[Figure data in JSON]
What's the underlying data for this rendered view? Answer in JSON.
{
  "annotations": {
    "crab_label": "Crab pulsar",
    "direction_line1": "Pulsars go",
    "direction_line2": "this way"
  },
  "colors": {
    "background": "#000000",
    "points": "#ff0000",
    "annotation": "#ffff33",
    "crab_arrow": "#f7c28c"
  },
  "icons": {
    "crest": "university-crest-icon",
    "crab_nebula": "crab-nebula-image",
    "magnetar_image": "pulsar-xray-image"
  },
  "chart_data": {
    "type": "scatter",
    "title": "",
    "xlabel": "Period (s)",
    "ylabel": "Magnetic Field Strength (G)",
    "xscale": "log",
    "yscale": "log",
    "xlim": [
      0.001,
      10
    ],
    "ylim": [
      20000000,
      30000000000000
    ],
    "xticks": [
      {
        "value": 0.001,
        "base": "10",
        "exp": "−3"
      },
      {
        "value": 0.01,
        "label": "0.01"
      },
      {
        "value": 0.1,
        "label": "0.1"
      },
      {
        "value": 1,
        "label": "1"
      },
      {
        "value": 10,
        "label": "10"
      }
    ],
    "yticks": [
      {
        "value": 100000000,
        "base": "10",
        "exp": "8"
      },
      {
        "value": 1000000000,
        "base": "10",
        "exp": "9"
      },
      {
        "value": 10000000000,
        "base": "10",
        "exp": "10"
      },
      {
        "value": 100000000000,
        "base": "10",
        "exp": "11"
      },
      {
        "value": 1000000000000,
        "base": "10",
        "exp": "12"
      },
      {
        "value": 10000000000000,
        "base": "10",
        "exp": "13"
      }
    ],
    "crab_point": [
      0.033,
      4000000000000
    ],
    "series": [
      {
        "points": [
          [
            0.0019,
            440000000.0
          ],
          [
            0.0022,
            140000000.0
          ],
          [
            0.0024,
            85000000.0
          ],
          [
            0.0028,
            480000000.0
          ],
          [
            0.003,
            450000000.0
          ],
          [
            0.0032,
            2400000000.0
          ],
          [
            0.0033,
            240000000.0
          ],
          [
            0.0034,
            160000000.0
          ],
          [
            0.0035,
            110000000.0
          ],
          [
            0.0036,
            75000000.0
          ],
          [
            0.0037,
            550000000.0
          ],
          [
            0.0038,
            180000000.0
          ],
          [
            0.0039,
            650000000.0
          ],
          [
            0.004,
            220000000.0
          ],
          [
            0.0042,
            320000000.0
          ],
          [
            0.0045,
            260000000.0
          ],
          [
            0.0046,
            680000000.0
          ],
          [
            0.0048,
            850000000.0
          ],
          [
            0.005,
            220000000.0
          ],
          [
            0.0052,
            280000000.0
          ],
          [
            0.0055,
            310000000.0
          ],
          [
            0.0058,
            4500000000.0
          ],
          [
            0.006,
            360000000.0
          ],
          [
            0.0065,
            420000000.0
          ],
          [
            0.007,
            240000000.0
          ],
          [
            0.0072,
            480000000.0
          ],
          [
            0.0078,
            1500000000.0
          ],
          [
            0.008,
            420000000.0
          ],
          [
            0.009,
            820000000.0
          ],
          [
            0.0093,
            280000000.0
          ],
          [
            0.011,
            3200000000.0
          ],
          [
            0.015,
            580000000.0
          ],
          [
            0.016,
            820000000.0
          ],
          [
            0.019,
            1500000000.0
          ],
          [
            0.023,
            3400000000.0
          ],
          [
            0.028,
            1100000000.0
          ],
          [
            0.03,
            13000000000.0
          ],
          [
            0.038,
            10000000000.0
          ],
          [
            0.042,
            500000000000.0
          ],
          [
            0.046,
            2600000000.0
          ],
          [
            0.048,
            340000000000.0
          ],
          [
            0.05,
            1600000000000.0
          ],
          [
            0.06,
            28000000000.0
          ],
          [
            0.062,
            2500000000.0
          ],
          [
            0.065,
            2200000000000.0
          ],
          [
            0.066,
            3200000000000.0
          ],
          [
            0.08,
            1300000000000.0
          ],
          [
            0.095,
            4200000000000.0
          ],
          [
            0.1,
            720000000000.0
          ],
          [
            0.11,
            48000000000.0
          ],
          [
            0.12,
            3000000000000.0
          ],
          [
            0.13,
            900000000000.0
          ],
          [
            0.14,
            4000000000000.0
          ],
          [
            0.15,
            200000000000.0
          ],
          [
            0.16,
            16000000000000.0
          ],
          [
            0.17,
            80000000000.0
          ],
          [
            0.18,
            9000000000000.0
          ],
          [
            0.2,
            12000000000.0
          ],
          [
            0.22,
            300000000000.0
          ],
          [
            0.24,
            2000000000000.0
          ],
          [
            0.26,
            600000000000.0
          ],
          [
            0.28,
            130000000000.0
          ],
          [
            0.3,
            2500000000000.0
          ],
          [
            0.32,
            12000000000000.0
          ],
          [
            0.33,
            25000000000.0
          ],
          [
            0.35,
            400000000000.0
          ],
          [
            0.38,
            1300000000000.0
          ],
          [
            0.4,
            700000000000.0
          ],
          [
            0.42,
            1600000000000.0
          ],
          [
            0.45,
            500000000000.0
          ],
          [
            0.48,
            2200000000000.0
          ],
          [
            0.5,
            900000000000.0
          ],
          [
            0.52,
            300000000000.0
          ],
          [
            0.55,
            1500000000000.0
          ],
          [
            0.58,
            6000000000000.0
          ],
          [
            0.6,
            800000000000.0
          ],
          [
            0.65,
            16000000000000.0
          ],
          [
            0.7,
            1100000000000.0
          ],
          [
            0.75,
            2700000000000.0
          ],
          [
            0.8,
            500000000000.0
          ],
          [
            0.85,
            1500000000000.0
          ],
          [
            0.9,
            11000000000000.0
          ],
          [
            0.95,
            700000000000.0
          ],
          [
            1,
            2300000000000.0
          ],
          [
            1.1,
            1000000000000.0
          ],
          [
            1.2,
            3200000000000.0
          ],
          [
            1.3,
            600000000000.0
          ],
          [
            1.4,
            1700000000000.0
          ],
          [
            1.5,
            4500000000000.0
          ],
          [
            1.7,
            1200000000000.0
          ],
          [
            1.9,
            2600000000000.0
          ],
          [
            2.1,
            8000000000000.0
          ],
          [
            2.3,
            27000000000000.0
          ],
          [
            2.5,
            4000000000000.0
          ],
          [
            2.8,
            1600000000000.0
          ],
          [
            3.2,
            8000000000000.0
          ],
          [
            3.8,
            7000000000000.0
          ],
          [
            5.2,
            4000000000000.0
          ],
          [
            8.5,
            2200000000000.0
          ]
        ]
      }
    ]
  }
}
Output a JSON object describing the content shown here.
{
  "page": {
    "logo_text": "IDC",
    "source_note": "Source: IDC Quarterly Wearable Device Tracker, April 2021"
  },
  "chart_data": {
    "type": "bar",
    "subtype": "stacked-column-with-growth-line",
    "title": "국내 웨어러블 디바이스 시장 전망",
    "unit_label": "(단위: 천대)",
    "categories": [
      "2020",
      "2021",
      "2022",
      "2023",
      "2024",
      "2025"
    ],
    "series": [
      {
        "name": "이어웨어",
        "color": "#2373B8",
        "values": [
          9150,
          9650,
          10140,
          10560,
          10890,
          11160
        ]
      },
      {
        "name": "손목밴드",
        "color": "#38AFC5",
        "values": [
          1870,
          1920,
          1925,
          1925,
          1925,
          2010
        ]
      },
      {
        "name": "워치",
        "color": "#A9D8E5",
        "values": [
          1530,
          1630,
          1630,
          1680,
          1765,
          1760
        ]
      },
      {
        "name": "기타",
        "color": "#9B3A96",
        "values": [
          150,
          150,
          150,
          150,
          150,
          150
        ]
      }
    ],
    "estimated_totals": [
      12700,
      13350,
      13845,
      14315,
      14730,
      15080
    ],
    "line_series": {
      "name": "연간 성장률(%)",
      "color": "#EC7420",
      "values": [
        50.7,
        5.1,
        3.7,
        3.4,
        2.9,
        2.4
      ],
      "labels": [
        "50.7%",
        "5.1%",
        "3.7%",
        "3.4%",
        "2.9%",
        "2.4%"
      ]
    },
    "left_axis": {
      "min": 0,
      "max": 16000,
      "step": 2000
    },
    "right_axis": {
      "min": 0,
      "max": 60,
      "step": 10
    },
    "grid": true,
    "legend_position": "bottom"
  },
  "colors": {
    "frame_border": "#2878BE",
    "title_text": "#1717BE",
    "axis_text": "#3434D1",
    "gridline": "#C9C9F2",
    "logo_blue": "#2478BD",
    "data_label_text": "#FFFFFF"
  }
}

> [Short exercise]
Lines that hold the word "name" are the ones to return, every one of them.

> [Exercise solution]
        "name": "이어웨어",
        "name": "손목밴드",
        "name": "워치",
        "name": "기타",
      "name": "연간 성장률(%)",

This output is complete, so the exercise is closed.